**Task brief**
Only the text belongs in the copy. Transcribe the data exactly and drop any pictures.

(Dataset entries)
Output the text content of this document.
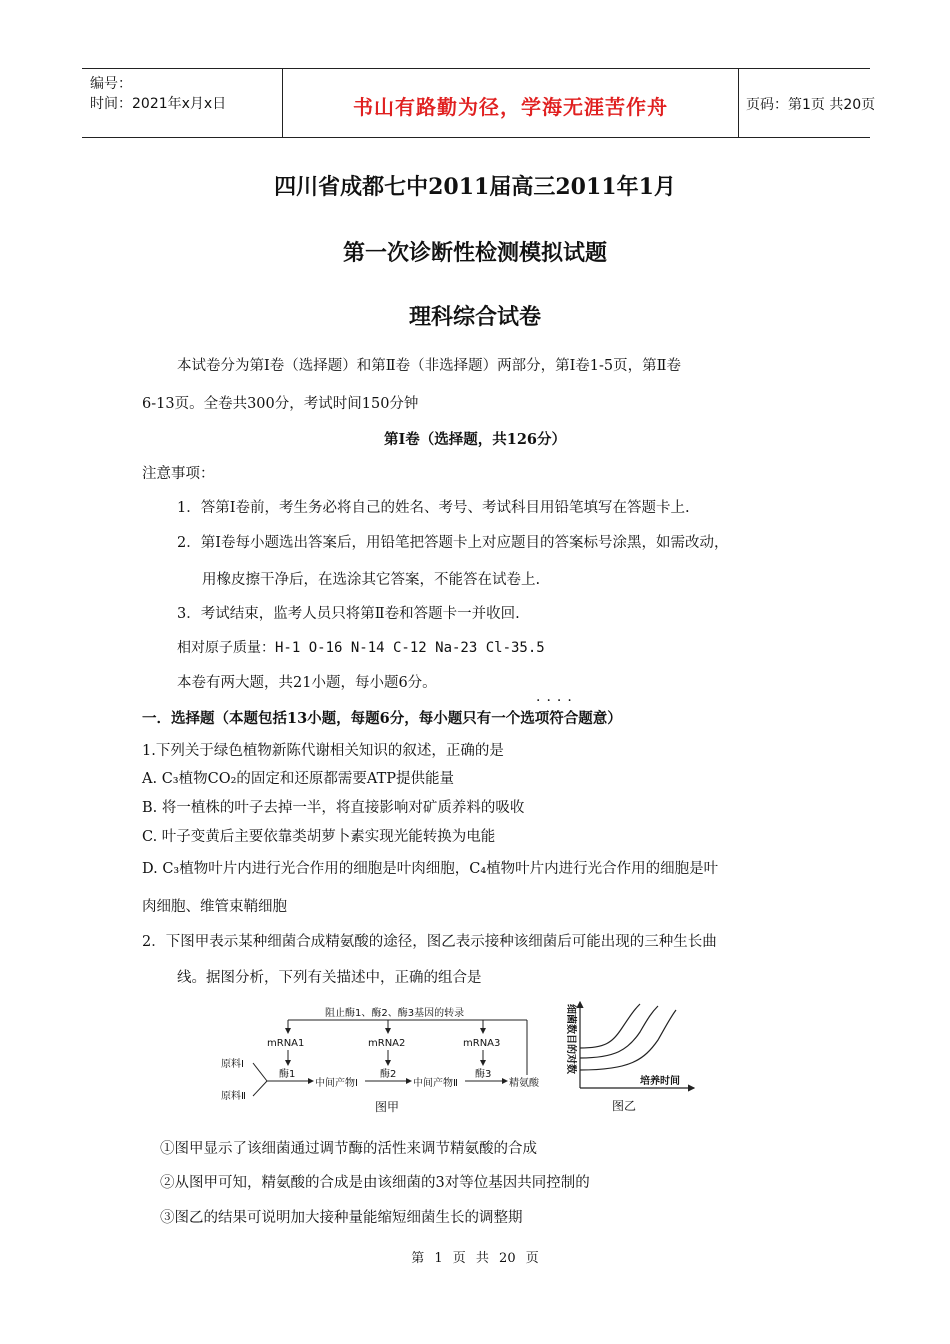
编号：
时间：2021年x月x日	书山有路勤为径，学海无涯苦作舟	页码：第1页 共20页
四川省成都七中2011届高三2011年1月
第一次诊断性检测模拟试题
理科综合试卷
本试卷分为第Ⅰ卷（选择题）和第Ⅱ卷（非选择题）两部分，第Ⅰ卷1-5页，第Ⅱ卷
6-13页。全卷共300分，考试时间150分钟
第Ⅰ卷（选择题，共126分）
注意事项：
1．答第Ⅰ卷前，考生务必将自己的姓名、考号、考试科目用铅笔填写在答题卡上.
2．第Ⅰ卷每小题选出答案后，用铅笔把答题卡上对应题目的答案标号涂黑，如需改动，
用橡皮擦干净后，在选涂其它答案，不能答在试卷上.
3．考试结束，监考人员只将第Ⅱ卷和答题卡一并收回.
相对原子质量：H-1 O-16 N-14 C-12 Na-23 Cl-35.5
本卷有两大题，共21小题，每小题6分。
····
一．选择题（本题包括13小题，每题6分，每小题只有一个选项符合题意）
1.下列关于绿色植物新陈代谢相关知识的叙述，正确的是
A. C₃植物CO₂的固定和还原都需要ATP提供能量
B. 将一植株的叶子去掉一半，将直接影响对矿质养料的吸收
C. 叶子变黄后主要依靠类胡萝卜素实现光能转换为电能
D. C₃植物叶片内进行光合作用的细胞是叶肉细胞，C₄植物叶片内进行光合作用的细胞是叶
肉细胞、维管束鞘细胞
2．下图甲表示某种细菌合成精氨酸的途径，图乙表示接种该细菌后可能出现的三种生长曲
线。据图分析，下列有关描述中，正确的组合是
阻止酶1、酶2、酶3基因的转录
mRNA1	mRNA2	mRNA3
原料Ⅰ
原料Ⅱ
酶1	酶2	酶3
中间产物Ⅰ	中间产物Ⅱ	精氨酸
图甲
细菌数目的对数
培养时间
图乙
①图甲显示了该细菌通过调节酶的活性来调节精氨酸的合成
②从图甲可知，精氨酸的合成是由该细菌的3对等位基因共同控制的
③图乙的结果可说明加大接种量能缩短细菌生长的调整期
第 1 页 共 20 页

**Answer to this task**
Output the text content of this document.
编号：
时间：2021年x月x日	书山有路勤为径，学海无涯苦作舟	页码：第1页 共20页
四川省成都七中2011届高三2011年1月
第一次诊断性检测模拟试题
理科综合试卷
本试卷分为第Ⅰ卷（选择题）和第Ⅱ卷（非选择题）两部分，第Ⅰ卷1-5页，第Ⅱ卷
6-13页。全卷共300分，考试时间150分钟
第Ⅰ卷（选择题，共126分）
注意事项：
1．答第Ⅰ卷前，考生务必将自己的姓名、考号、考试科目用铅笔填写在答题卡上.
2．第Ⅰ卷每小题选出答案后，用铅笔把答题卡上对应题目的答案标号涂黑，如需改动，
用橡皮擦干净后，在选涂其它答案，不能答在试卷上.
3．考试结束，监考人员只将第Ⅱ卷和答题卡一并收回.
相对原子质量：H-1 O-16 N-14 C-12 Na-23 Cl-35.5
本卷有两大题，共21小题，每小题6分。
····
一．选择题（本题包括13小题，每题6分，每小题只有一个选项符合题意）
1.下列关于绿色植物新陈代谢相关知识的叙述，正确的是
A. C₃植物CO₂的固定和还原都需要ATP提供能量
B. 将一植株的叶子去掉一半，将直接影响对矿质养料的吸收
C. 叶子变黄后主要依靠类胡萝卜素实现光能转换为电能
D. C₃植物叶片内进行光合作用的细胞是叶肉细胞，C₄植物叶片内进行光合作用的细胞是叶
肉细胞、维管束鞘细胞
2．下图甲表示某种细菌合成精氨酸的途径，图乙表示接种该细菌后可能出现的三种生长曲
线。据图分析，下列有关描述中，正确的组合是
阻止酶1、酶2、酶3基因的转录
mRNA1	mRNA2	mRNA3
原料Ⅰ
原料Ⅱ
酶1	酶2	酶3
中间产物Ⅰ	中间产物Ⅱ	精氨酸
图甲
细菌数目的对数
培养时间
图乙
①图甲显示了该细菌通过调节酶的活性来调节精氨酸的合成
②从图甲可知，精氨酸的合成是由该细菌的3对等位基因共同控制的
③图乙的结果可说明加大接种量能缩短细菌生长的调整期
第 1 页 共 20 页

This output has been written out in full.